- **Excerpted records**
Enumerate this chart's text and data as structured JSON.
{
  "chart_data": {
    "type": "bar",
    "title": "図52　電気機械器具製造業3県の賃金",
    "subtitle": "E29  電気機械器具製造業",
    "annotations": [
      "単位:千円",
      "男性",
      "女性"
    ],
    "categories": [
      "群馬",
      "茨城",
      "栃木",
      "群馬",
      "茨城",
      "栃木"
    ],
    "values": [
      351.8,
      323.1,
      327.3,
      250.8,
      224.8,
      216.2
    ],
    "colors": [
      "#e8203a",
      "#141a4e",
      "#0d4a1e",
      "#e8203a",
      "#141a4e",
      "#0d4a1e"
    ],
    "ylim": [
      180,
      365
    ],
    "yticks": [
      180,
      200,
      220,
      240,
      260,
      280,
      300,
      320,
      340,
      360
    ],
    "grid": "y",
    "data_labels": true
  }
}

- **Task prompt**
Every record above should be copied exactly.

- **Exercise response**
Enumerate this chart's text and data as structured JSON.
{
  "chart_data": {
    "type": "bar",
    "title": "図52　電気機械器具製造業3県の賃金",
    "subtitle": "E29  電気機械器具製造業",
    "annotations": [
      "単位:千円",
      "男性",
      "女性"
    ],
    "categories": [
      "群馬",
      "茨城",
      "栃木",
      "群馬",
      "茨城",
      "栃木"
    ],
    "values": [
      351.8,
      323.1,
      327.3,
      250.8,
      224.8,
      216.2
    ],
    "colors": [
      "#e8203a",
      "#141a4e",
      "#0d4a1e",
      "#e8203a",
      "#141a4e",
      "#0d4a1e"
    ],
    "ylim": [
      180,
      365
    ],
    "yticks": [
      180,
      200,
      220,
      240,
      260,
      280,
      300,
      320,
      340,
      360
    ],
    "grid": "y",
    "data_labels": true
  }
}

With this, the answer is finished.